───── Source ─────

Expected volatility can be 5% in either direction, lets say..
However, shorting's risk/reward profile seems to be fundamentally different over any extended duration of time, particularly, if the amount of capital is not compounded/rebalanced (as it implicitly happens on longs)
Let's take a large stock movement within the dollar range b/w $3 and $24.
Case 1: Shorting a stock from $24 -> 12 -> 6 -> 3
1) If not compounded, you make 90%+ or so. By the end, you have a miniscule short position left. You're still short the same number of shares, but at a fraction of the original price. Since the market value of the position has decreased w/ the price, further 50% drops do not yield the same incremental profit. (Inverse compounding, if you will?) ie: You have not maximinzed/capitalized on a good trading idea, despite predicting a 21 point move.
2) Even if you maintain the original dollar amount as a constant (with additional shorting) all the way down. With $24 -> 12 -> 6 -> 3 , you still only made 230%, assuming you reinvest proceeds at the intervals stated.
3) Further, you can periodically reinvest ALL profits into the short, so, not only are you maintaining the original position dollar amount, you are letting additional profits ride as well, and increasing the dollar position size, as the stock drops. Even still, you do not get the same profit as being long if the stock moves up for the identical dollar range. (Theoretically, I think the continuous compounding concept/limit of "e" applies here? ie: Reinvesting at x% drops, even if done every 10%, or 5%, or 1%, or every penny. Even though this is not possible, in practice, I still am trying to see if shorting "can" be the same as going long, if you get the same dollar range movement. ie: You short everything, ever penny of the way down.
Case 2: On the other hand, being long from 3 -> 6 -> 12 -> 24 = 700%
Conc: As an individual (ie: not for hedging) long-term position,
seems shorting does not offer the same inherent "math".... for upside potential.
Apples/oranges ?
User 59428, I'm not telling anyone to short anything from this writing. It's just a tool.
The MOB spread [Munis over Bonds and visa versa] was popular years ago. Tax law changes impact it's use for example and now monoline insurance issues are having an impact. Obviously then being long Treasury bonds and short Munis is profitable. Yet the ability to short any muni ETF is probably impossible for retail.

───── Data supplied ─────

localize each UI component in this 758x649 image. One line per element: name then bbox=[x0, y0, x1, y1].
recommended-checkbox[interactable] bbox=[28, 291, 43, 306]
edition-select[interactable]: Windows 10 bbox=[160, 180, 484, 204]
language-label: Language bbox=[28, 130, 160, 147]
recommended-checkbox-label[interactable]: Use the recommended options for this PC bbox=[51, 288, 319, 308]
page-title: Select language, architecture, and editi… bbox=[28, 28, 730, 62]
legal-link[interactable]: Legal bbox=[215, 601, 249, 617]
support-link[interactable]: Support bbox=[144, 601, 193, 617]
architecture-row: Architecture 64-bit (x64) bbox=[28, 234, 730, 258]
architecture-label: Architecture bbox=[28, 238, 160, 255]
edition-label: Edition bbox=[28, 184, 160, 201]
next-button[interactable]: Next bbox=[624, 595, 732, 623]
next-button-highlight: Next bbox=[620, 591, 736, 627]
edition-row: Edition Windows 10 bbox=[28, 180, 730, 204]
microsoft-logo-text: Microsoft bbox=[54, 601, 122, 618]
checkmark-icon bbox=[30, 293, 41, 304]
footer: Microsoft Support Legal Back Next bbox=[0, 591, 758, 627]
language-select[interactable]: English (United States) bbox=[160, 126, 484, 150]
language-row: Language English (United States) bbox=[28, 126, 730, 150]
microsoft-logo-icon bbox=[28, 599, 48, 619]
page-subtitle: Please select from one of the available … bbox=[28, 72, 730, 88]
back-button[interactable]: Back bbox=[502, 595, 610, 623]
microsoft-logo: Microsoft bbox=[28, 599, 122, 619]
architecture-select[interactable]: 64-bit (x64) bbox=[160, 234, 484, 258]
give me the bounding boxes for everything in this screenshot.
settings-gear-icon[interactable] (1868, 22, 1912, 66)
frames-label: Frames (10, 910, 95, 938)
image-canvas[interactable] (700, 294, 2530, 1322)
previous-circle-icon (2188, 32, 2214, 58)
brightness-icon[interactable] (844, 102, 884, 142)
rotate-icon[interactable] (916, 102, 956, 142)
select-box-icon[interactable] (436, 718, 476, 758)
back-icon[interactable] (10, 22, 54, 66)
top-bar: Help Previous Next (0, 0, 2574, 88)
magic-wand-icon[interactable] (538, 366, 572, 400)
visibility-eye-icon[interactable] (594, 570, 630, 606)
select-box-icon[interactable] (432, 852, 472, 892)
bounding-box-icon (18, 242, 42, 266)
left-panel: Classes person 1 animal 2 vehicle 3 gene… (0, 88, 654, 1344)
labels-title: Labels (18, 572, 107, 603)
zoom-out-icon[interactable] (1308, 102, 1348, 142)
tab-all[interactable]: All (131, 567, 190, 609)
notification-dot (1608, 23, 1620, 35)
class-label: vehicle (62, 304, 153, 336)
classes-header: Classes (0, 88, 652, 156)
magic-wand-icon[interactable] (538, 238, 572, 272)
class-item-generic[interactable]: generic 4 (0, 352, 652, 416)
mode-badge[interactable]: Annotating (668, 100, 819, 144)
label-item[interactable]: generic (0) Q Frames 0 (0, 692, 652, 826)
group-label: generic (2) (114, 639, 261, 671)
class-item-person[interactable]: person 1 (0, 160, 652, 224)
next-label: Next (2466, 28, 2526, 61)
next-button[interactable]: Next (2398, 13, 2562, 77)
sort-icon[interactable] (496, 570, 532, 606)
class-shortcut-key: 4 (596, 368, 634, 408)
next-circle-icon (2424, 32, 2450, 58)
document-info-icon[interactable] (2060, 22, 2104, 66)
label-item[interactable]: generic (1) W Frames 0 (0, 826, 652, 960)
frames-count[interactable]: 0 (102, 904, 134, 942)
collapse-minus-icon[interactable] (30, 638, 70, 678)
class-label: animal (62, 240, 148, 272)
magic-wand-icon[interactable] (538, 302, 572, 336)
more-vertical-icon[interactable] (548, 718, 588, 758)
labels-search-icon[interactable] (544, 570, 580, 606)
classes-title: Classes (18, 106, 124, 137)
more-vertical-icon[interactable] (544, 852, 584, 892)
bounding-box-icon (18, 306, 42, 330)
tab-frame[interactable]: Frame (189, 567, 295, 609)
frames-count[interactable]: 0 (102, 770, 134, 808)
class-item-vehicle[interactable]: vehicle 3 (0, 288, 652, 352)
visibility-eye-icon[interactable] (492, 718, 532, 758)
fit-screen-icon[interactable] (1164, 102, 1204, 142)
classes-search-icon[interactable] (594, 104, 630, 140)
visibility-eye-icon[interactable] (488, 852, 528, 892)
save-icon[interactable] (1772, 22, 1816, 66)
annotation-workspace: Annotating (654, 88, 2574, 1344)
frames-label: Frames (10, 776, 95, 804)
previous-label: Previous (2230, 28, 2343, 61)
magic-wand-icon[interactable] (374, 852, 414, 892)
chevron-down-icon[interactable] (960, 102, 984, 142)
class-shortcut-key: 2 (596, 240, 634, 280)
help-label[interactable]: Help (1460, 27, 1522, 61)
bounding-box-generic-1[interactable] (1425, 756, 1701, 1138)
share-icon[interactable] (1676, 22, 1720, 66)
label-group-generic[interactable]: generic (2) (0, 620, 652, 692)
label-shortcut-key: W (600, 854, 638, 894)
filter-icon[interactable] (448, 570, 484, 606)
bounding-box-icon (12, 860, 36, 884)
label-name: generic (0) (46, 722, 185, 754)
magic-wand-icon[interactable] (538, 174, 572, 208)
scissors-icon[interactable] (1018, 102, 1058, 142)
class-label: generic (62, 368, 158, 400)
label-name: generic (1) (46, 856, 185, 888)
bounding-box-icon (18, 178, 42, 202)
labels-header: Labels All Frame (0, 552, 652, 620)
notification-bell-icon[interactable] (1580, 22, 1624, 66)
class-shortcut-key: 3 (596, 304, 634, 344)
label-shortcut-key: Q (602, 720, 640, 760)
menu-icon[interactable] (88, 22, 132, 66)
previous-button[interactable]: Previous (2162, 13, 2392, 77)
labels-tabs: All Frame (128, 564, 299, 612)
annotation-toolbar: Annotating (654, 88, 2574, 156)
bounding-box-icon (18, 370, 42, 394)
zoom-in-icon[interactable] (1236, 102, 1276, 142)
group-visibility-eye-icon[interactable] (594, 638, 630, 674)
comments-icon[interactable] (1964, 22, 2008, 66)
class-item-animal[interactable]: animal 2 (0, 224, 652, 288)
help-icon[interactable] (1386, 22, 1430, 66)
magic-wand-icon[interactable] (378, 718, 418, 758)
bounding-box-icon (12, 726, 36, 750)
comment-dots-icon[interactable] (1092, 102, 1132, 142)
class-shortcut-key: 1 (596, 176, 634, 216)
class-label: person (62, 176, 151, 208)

─────

* **Objectives**
1. Translate this sentence from the discussion of shorting into Spanish: "Yet the ability to short any muni ETF is probably impossible for retail."
2. Rewrite the rows starting at the first one and ending at the line that contains "language-label: Language bbox=[28, 130, 160, 147]", with "Windows 10" changed to "Windows 11" and everything else left as it is.
The discussion of shorting and the rows are unrelated material.

* **Outputs for the tasks**
1. Sin embargo, la posibilidad de vender en corto cualquier ETF de bonos municipales es probablemente imposible para los inversores minoristas.

2.
localize each UI component in this 758x649 image. One line per element: name then bbox=[x0, y0, x1, y1].
recommended-checkbox[interactable] bbox=[28, 291, 43, 306]
edition-select[interactable]: Windows 11 bbox=[160, 180, 484, 204]
language-label: Language bbox=[28, 130, 160, 147]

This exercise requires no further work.